---------- Input rows ----------
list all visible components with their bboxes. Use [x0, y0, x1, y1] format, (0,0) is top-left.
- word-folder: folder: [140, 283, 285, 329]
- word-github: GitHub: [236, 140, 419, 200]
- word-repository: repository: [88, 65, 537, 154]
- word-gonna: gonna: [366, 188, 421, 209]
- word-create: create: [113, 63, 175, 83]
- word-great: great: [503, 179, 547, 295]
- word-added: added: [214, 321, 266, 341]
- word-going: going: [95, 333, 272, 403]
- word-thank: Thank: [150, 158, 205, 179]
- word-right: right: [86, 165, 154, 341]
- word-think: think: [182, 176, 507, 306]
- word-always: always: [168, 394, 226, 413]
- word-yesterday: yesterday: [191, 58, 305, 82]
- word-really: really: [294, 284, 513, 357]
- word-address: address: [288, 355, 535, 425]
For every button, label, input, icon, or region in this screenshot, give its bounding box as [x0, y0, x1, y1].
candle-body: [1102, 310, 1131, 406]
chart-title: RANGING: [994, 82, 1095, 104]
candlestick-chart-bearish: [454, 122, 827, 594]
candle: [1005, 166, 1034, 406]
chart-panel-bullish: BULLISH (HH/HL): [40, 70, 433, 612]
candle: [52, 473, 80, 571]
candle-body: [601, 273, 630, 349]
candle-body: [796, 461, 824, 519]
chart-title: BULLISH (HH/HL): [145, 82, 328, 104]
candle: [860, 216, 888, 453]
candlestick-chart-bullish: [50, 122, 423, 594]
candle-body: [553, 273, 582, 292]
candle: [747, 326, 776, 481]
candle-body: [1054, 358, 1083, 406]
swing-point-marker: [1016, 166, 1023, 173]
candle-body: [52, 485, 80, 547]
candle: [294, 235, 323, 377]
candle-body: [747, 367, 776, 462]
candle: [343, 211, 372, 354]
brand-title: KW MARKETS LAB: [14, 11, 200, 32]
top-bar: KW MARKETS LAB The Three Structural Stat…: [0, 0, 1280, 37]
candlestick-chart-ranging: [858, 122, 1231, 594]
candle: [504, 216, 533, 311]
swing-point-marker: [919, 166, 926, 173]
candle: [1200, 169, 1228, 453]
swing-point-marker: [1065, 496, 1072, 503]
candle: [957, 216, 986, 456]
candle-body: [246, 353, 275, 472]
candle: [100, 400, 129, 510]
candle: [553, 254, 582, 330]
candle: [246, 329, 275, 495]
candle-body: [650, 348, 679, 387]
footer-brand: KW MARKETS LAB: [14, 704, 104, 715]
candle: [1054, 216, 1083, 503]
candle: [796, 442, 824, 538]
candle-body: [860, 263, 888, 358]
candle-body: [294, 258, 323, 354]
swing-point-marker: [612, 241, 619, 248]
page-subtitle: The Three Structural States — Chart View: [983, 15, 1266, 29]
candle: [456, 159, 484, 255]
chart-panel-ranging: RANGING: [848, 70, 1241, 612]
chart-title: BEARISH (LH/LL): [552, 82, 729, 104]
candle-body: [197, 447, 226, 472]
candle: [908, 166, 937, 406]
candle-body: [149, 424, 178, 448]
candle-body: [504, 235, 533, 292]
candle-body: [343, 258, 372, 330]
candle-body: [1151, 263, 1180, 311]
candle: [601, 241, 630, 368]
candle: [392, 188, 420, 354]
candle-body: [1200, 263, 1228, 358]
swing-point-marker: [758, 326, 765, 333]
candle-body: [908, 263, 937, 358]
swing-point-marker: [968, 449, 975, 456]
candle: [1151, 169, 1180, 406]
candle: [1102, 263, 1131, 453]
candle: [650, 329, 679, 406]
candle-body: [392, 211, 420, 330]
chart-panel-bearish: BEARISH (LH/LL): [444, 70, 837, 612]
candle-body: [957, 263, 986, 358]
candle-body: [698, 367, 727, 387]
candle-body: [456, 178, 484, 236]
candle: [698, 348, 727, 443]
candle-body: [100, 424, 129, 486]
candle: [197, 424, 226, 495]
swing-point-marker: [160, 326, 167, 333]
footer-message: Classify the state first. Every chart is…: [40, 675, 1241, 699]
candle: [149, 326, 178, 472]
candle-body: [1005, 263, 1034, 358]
----------
**Problem requirements**. Convert each line of the rows above into a JSON list of strings, with one string per line and no blank lines.

**Complete output**.
[
  "list all visible components with their bboxes. Use [x0, y0, x1, y1] format, (0,0) is top-left.",
  "- word-folder: folder: [140, 283, 285, 329]",
  "- word-github: GitHub: [236, 140, 419, 200]",
  "- word-repository: repository: [88, 65, 537, 154]",
  "- word-gonna: gonna: [366, 188, 421, 209]",
  "- word-create: create: [113, 63, 175, 83]",
  "- word-great: great: [503, 179, 547, 295]",
  "- word-added: added: [214, 321, 266, 341]",
  "- word-going: going: [95, 333, 272, 403]",
  "- word-thank: Thank: [150, 158, 205, 179]",
  "- word-right: right: [86, 165, 154, 341]",
  "- word-think: think: [182, 176, 507, 306]",
  "- word-always: always: [168, 394, 226, 413]",
  "- word-yesterday: yesterday: [191, 58, 305, 82]",
  "- word-really: really: [294, 284, 513, 357]",
  "- word-address: address: [288, 355, 535, 425]",
  "For every button, label, input, icon, or region in this screenshot, give its bounding box as [x0, y0, x1, y1].",
  "candle-body: [1102, 310, 1131, 406]",
  "chart-title: RANGING: [994, 82, 1095, 104]",
  "candlestick-chart-bearish: [454, 122, 827, 594]",
  "candle: [1005, 166, 1034, 406]",
  "chart-panel-bullish: BULLISH (HH/HL): [40, 70, 433, 612]",
  "candle: [52, 473, 80, 571]",
  "candle-body: [601, 273, 630, 349]",
  "candle-body: [796, 461, 824, 519]",
  "chart-title: BULLISH (HH/HL): [145, 82, 328, 104]",
  "candle: [860, 216, 888, 453]",
  "candlestick-chart-bullish: [50, 122, 423, 594]",
  "candle-body: [553, 273, 582, 292]",
  "candle: [747, 326, 776, 481]",
  "candle-body: [1054, 358, 1083, 406]",
  "swing-point-marker: [1016, 166, 1023, 173]",
  "candle-body: [52, 485, 80, 547]",
  "candle: [294, 235, 323, 377]",
  "candle-body: [747, 367, 776, 462]",
  "candle: [343, 211, 372, 354]",
  "brand-title: KW MARKETS LAB: [14, 11, 200, 32]",
  "top-bar: KW MARKETS LAB The Three Structural Stat…: [0, 0, 1280, 37]",
  "candlestick-chart-ranging: [858, 122, 1231, 594]",
  "candle: [504, 216, 533, 311]",
  "swing-point-marker: [919, 166, 926, 173]",
  "candle: [1200, 169, 1228, 453]",
  "swing-point-marker: [1065, 496, 1072, 503]",
  "candle: [957, 216, 986, 456]",
  "candle-body: [246, 353, 275, 472]",
  "candle: [100, 400, 129, 510]",
  "candle: [553, 254, 582, 330]",
  "candle: [246, 329, 275, 495]",
  "candle-body: [650, 348, 679, 387]",
  "footer-brand: KW MARKETS LAB: [14, 704, 104, 715]",
  "candle: [1054, 216, 1083, 503]",
  "candle: [796, 442, 824, 538]",
  "candle-body: [860, 263, 888, 358]",
  "candle-body: [294, 258, 323, 354]",
  "swing-point-marker: [612, 241, 619, 248]",
  "page-subtitle: The Three Structural States — Chart View: [983, 15, 1266, 29]",
  "candle: [456, 159, 484, 255]",
  "chart-panel-ranging: RANGING: [848, 70, 1241, 612]",
  "chart-title: BEARISH (LH/LL): [552, 82, 729, 104]",
  "candle-body: [197, 447, 226, 472]",
  "candle: [908, 166, 937, 406]",
  "candle-body: [149, 424, 178, 448]",
  "candle-body: [504, 235, 533, 292]",
  "candle-body: [343, 258, 372, 330]",
  "candle-body: [1151, 263, 1180, 311]",
  "candle: [601, 241, 630, 368]",
  "candle: [392, 188, 420, 354]",
  "candle-body: [1200, 263, 1228, 358]",
  "swing-point-marker: [758, 326, 765, 333]",
  "candle-body: [908, 263, 937, 358]",
  "swing-point-marker: [968, 449, 975, 456]",
  "candle: [1151, 169, 1180, 406]",
  "candle: [1102, 263, 1131, 453]",
  "candle: [650, 329, 679, 406]",
  "candle-body: [392, 211, 420, 330]",
  "chart-panel-bearish: BEARISH (LH/LL): [444, 70, 837, 612]",
  "candle-body: [957, 263, 986, 358]",
  "candle-body: [698, 367, 727, 387]",
  "candle-body: [456, 178, 484, 236]",
  "candle: [698, 348, 727, 443]",
  "candle-body: [100, 424, 129, 486]",
  "candle: [197, 424, 226, 495]",
  "swing-point-marker: [160, 326, 167, 333]",
  "footer-message: Classify the state first. Every chart is…: [40, 675, 1241, 699]",
  "candle: [149, 326, 178, 472]",
  "candle-body: [1005, 263, 1034, 358]"
]